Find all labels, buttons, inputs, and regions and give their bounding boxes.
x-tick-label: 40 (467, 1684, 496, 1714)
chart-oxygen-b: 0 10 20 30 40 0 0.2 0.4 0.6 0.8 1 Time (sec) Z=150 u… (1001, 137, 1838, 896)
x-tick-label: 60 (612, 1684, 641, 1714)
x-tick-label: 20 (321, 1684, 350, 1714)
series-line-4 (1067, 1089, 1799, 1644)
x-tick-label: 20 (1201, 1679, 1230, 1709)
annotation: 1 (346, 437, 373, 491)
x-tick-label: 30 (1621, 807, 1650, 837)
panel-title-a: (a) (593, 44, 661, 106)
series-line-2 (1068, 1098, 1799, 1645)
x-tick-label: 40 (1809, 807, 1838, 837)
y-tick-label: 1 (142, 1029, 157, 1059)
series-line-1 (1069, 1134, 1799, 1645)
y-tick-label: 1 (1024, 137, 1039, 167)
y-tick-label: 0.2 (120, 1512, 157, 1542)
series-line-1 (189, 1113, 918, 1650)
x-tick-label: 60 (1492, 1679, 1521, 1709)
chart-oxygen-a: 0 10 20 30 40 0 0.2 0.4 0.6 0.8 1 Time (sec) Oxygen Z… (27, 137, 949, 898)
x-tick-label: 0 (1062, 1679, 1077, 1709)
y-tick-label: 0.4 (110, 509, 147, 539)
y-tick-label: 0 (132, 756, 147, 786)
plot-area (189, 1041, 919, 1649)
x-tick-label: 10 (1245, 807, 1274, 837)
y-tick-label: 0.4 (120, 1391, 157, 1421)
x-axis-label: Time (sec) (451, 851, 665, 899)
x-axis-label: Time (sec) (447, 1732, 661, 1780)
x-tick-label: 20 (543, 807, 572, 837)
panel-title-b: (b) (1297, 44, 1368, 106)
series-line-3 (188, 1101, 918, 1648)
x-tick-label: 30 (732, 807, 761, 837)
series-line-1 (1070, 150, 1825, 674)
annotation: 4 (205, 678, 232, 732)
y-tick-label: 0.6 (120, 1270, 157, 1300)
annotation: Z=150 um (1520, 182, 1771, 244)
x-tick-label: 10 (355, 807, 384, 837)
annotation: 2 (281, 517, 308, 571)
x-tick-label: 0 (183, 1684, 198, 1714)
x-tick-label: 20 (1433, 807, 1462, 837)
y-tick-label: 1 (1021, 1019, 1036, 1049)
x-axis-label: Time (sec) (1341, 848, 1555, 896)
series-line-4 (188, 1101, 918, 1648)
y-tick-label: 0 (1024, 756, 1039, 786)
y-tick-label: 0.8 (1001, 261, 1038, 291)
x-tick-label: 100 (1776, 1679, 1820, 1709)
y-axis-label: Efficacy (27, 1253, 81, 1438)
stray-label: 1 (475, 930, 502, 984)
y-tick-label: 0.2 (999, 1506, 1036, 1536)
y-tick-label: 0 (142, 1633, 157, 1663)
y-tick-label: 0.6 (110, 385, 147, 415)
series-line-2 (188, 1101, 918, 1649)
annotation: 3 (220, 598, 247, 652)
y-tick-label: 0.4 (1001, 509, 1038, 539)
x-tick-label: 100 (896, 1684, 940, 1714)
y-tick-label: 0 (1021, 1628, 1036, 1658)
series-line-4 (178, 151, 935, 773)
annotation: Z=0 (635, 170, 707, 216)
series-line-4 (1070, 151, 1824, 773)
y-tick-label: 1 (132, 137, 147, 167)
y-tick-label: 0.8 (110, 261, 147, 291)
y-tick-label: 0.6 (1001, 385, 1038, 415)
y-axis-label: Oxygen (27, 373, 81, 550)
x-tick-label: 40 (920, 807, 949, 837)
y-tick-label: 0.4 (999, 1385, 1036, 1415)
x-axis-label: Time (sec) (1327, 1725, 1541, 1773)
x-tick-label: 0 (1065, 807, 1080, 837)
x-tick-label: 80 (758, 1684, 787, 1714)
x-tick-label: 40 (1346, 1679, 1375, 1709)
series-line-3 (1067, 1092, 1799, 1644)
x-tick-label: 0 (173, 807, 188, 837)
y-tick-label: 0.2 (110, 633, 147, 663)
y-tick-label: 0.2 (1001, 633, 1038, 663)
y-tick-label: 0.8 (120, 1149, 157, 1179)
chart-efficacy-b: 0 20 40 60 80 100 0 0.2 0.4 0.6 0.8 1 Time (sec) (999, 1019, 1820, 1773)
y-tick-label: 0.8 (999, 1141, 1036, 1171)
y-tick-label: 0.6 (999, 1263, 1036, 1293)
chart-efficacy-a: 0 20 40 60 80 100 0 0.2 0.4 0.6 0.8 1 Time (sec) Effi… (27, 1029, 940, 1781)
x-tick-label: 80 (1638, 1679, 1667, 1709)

+++

* EXERCISE REQUIREMENTS *
Change every "annotation" in the lines above to "callout", and reproduce all the lines with nothing else altered.

* ANSWER TO THE TASK *
Find all labels, buttons, inputs, and regions and give their bounding boxes.
x-tick-label: 40 (467, 1684, 496, 1714)
chart-oxygen-b: 0 10 20 30 40 0 0.2 0.4 0.6 0.8 1 Time (sec) Z=150 u… (1001, 137, 1838, 896)
x-tick-label: 60 (612, 1684, 641, 1714)
x-tick-label: 20 (321, 1684, 350, 1714)
series-line-4 (1067, 1089, 1799, 1644)
x-tick-label: 20 (1201, 1679, 1230, 1709)
callout: 1 (346, 437, 373, 491)
x-tick-label: 30 (1621, 807, 1650, 837)
panel-title-a: (a) (593, 44, 661, 106)
series-line-2 (1068, 1098, 1799, 1645)
x-tick-label: 40 (1809, 807, 1838, 837)
y-tick-label: 1 (142, 1029, 157, 1059)
series-line-1 (1069, 1134, 1799, 1645)
y-tick-label: 1 (1024, 137, 1039, 167)
y-tick-label: 0.2 (120, 1512, 157, 1542)
series-line-1 (189, 1113, 918, 1650)
x-tick-label: 60 (1492, 1679, 1521, 1709)
chart-oxygen-a: 0 10 20 30 40 0 0.2 0.4 0.6 0.8 1 Time (sec) Oxygen Z… (27, 137, 949, 898)
x-tick-label: 0 (1062, 1679, 1077, 1709)
y-tick-label: 0.4 (110, 509, 147, 539)
y-tick-label: 0 (132, 756, 147, 786)
plot-area (189, 1041, 919, 1649)
x-tick-label: 10 (1245, 807, 1274, 837)
y-tick-label: 0.4 (120, 1391, 157, 1421)
x-axis-label: Time (sec) (451, 851, 665, 899)
x-axis-label: Time (sec) (447, 1732, 661, 1780)
x-tick-label: 20 (543, 807, 572, 837)
panel-title-b: (b) (1297, 44, 1368, 106)
series-line-3 (188, 1101, 918, 1648)
x-tick-label: 30 (732, 807, 761, 837)
series-line-1 (1070, 150, 1825, 674)
callout: 4 (205, 678, 232, 732)
y-tick-label: 0.6 (120, 1270, 157, 1300)
callout: Z=150 um (1520, 182, 1771, 244)
x-tick-label: 10 (355, 807, 384, 837)
callout: 2 (281, 517, 308, 571)
x-tick-label: 0 (183, 1684, 198, 1714)
x-tick-label: 20 (1433, 807, 1462, 837)
y-tick-label: 1 (1021, 1019, 1036, 1049)
x-axis-label: Time (sec) (1341, 848, 1555, 896)
series-line-4 (188, 1101, 918, 1648)
y-tick-label: 0 (1024, 756, 1039, 786)
y-tick-label: 0.8 (1001, 261, 1038, 291)
x-tick-label: 100 (1776, 1679, 1820, 1709)
y-axis-label: Efficacy (27, 1253, 81, 1438)
stray-label: 1 (475, 930, 502, 984)
y-tick-label: 0.2 (999, 1506, 1036, 1536)
y-tick-label: 0 (142, 1633, 157, 1663)
y-tick-label: 0.6 (110, 385, 147, 415)
series-line-2 (188, 1101, 918, 1649)
callout: 3 (220, 598, 247, 652)
y-tick-label: 0.4 (1001, 509, 1038, 539)
x-tick-label: 100 (896, 1684, 940, 1714)
y-tick-label: 0 (1021, 1628, 1036, 1658)
series-line-4 (178, 151, 935, 773)
callout: Z=0 (635, 170, 707, 216)
series-line-4 (1070, 151, 1824, 773)
y-tick-label: 1 (132, 137, 147, 167)
y-tick-label: 0.8 (110, 261, 147, 291)
y-tick-label: 0.6 (1001, 385, 1038, 415)
y-axis-label: Oxygen (27, 373, 81, 550)
x-tick-label: 40 (920, 807, 949, 837)
y-tick-label: 0.4 (999, 1385, 1036, 1415)
x-axis-label: Time (sec) (1327, 1725, 1541, 1773)
x-tick-label: 0 (1065, 807, 1080, 837)
x-tick-label: 80 (758, 1684, 787, 1714)
x-tick-label: 40 (1346, 1679, 1375, 1709)
series-line-3 (1067, 1092, 1799, 1644)
x-tick-label: 0 (173, 807, 188, 837)
y-tick-label: 0.2 (110, 633, 147, 663)
y-tick-label: 0.2 (1001, 633, 1038, 663)
y-tick-label: 0.8 (120, 1149, 157, 1179)
chart-efficacy-b: 0 20 40 60 80 100 0 0.2 0.4 0.6 0.8 1 Time (sec) (999, 1019, 1820, 1773)
y-tick-label: 0.8 (999, 1141, 1036, 1171)
y-tick-label: 0.6 (999, 1263, 1036, 1293)
chart-efficacy-a: 0 20 40 60 80 100 0 0.2 0.4 0.6 0.8 1 Time (sec) Effi… (27, 1029, 940, 1781)
x-tick-label: 80 (1638, 1679, 1667, 1709)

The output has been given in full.